* _Data provided_
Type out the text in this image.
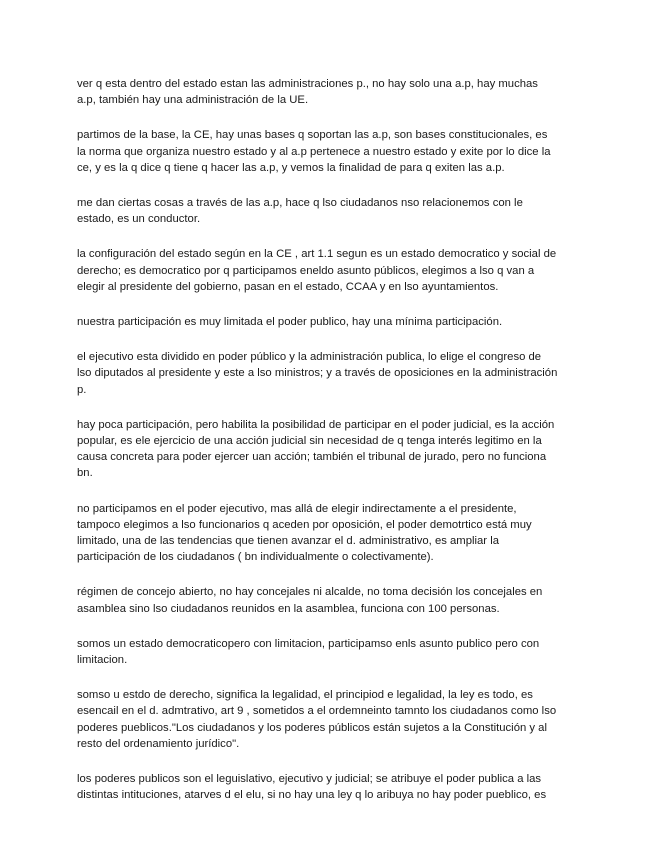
ver q esta dentro del estado estan las administraciones p., no hay solo una a.p, hay muchas
a.p, también hay una administración de la UE.

partimos de la base, la CE, hay unas bases q soportan las a.p, son bases constitucionales, es
la norma que organiza nuestro estado y al a.p pertenece a nuestro estado y exite por lo dice la
ce, y es la q dice q tiene q hacer las a.p, y vemos la finalidad de para q exiten las a.p.

me dan ciertas cosas a través de las a.p, hace q lso ciudadanos nso relacionemos con le
estado, es un conductor.

la configuración del estado según en la CE , art 1.1 segun es un estado democratico y social de
derecho; es democratico por q participamos eneldo asunto públicos, elegimos a lso q van a
elegir al presidente del gobierno, pasan en el estado, CCAA y en lso ayuntamientos.

nuestra participación es muy limitada el poder publico, hay una mínima participación.

el ejecutivo esta dividido en poder público y la administración publica, lo elige el congreso de
lso diputados al presidente y este a lso ministros; y a través de oposiciones en la administración
p.

hay poca participación, pero habilita la posibilidad de participar en el poder judicial, es la acción
popular, es ele ejercicio de una acción judicial sin necesidad de q tenga interés legitimo en la
causa concreta para poder ejercer uan acción; también el tribunal de jurado, pero no funciona
bn.

no participamos en el poder ejecutivo, mas allá de elegir indirectamente a el presidente,
tampoco elegimos a lso funcionarios q aceden por oposición, el poder demotrtico está muy
limitado, una de las tendencias que tienen avanzar el d. administrativo, es ampliar la
participación de los ciudadanos ( bn individualmente o colectivamente).

régimen de concejo abierto, no hay concejales ni alcalde, no toma decisión los concejales en
asamblea sino lso ciudadanos reunidos en la asamblea, funciona con 100 personas.

somos un estado democraticopero con limitacion, participamso enls asunto publico pero con
limitacion.

somso u estdo de derecho, significa la legalidad, el principiod e legalidad, la ley es todo, es
esencail en el d. admtrativo, art 9 , sometidos a el ordemneinto tamnto los ciudadanos como lso
poderes pueblicos."Los ciudadanos y los poderes públicos están sujetos a la Constitución y al
resto del ordenamiento jurídico".

los poderes publicos son el leguislativo, ejecutivo y judicial; se atribuye el poder publica a las
distintas intituciones, atarves d el elu, si no hay una ley q lo aribuya no hay poder pueblico, es
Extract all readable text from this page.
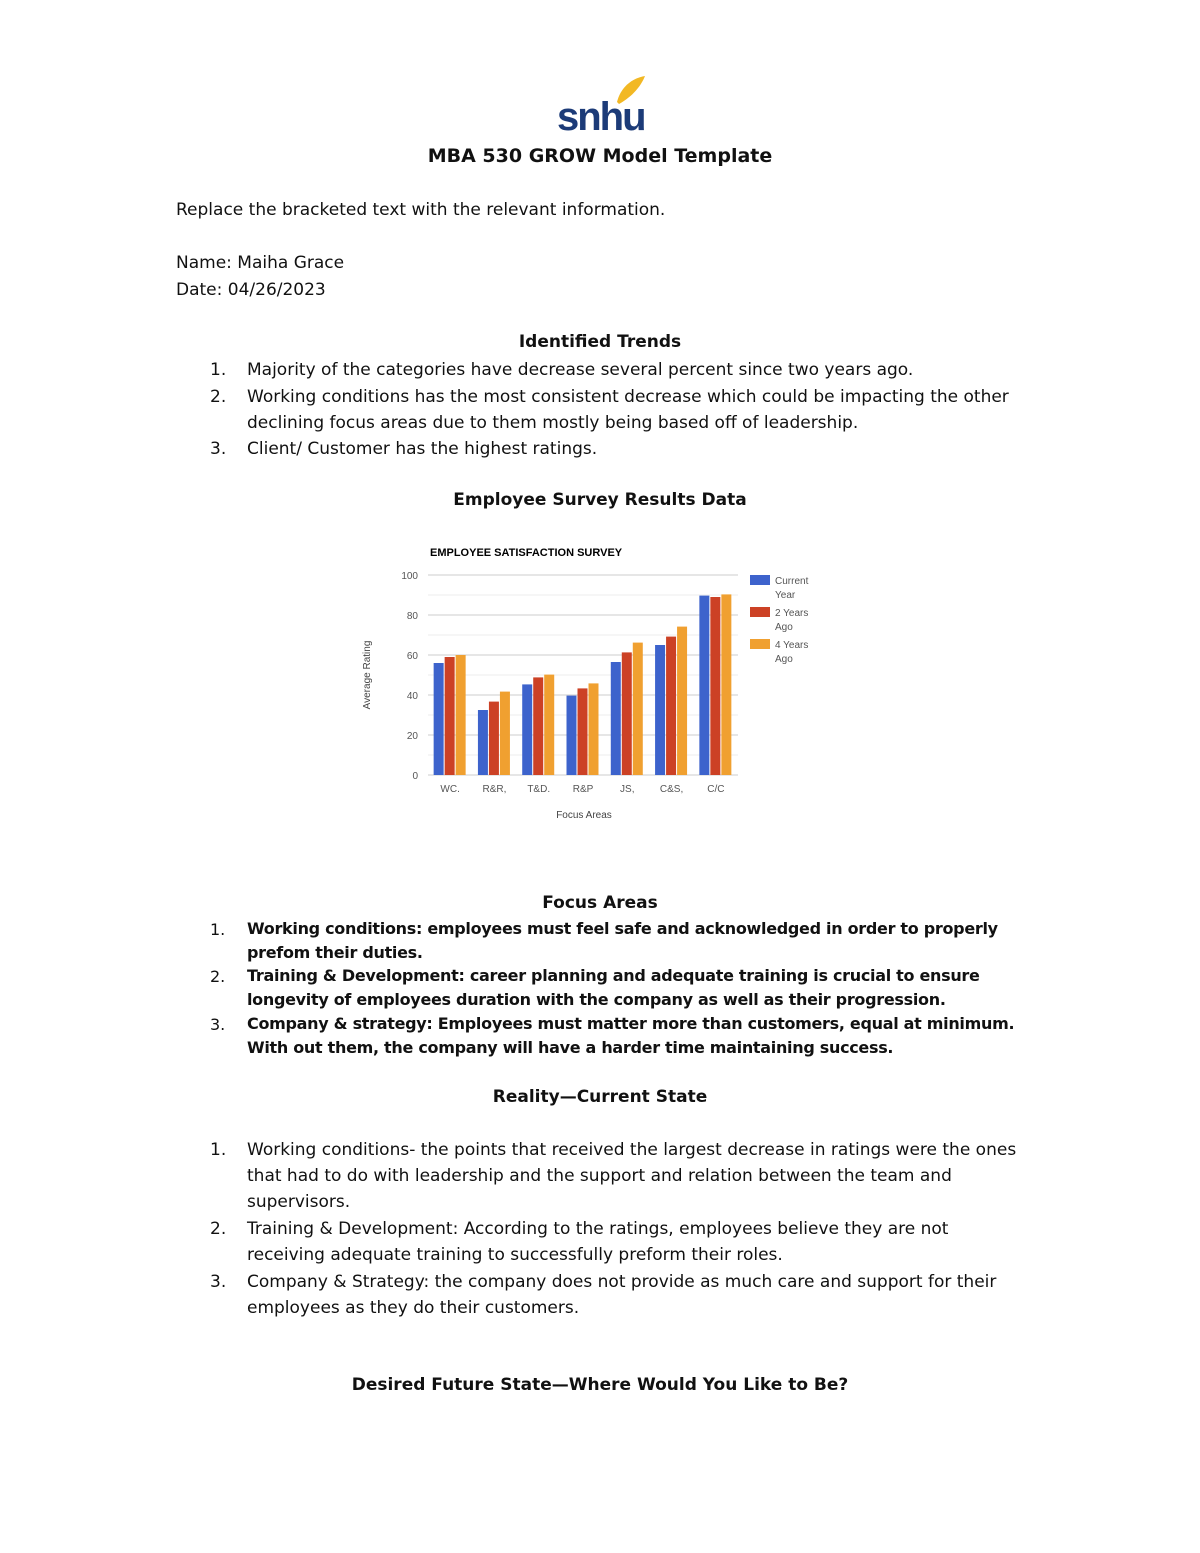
snhu
MBA 530 GROW Model Template
Replace the bracketed text with the relevant information.
Name: Maiha Grace
Date: 04/26/2023
Identified Trends
1. Majority of the categories have decrease several percent since two years ago.
2. Working conditions has the most consistent decrease which could be impacting the other declining focus areas due to them mostly being based off of leadership.
3. Client/ Customer has the highest ratings.
Employee Survey Results Data
EMPLOYEE SATISFACTION SURVEY
Average Rating
Focus Areas
0
20
40
60
80
100
WC. R&R, T&D. R&P	JS,	C&S, C/C
Current
Year
2 Years
Ago
4 Years
Ago
Focus Areas
1. Working conditions: employees must feel safe and acknowledged in order to properly prefom their duties.
2. Training & Development: career planning and adequate training is crucial to ensure longevity of employees duration with the company as well as their progression.
3. Company & strategy: Employees must matter more than customers, equal at minimum. With out them, the company will have a harder time maintaining success.
Reality—Current State
1. Working conditions- the points that received the largest decrease in ratings were the ones that had to do with leadership and the support and relation between the team and supervisors.
2. Training & Development: According to the ratings, employees believe they are not receiving adequate training to successfully preform their roles.
3. Company & Strategy: the company does not provide as much care and support for their employees as they do their customers.
Desired Future State—Where Would You Like to Be?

* _To be done_
Extract every line above that contains the word "Training".

* _Task response_
2. Training & Development: career planning and adequate training is crucial to ensure longevity of employees duration with the company as well as their progression.
2. Training & Development: According to the ratings, employees believe they are not receiving adequate training to successfully preform their roles.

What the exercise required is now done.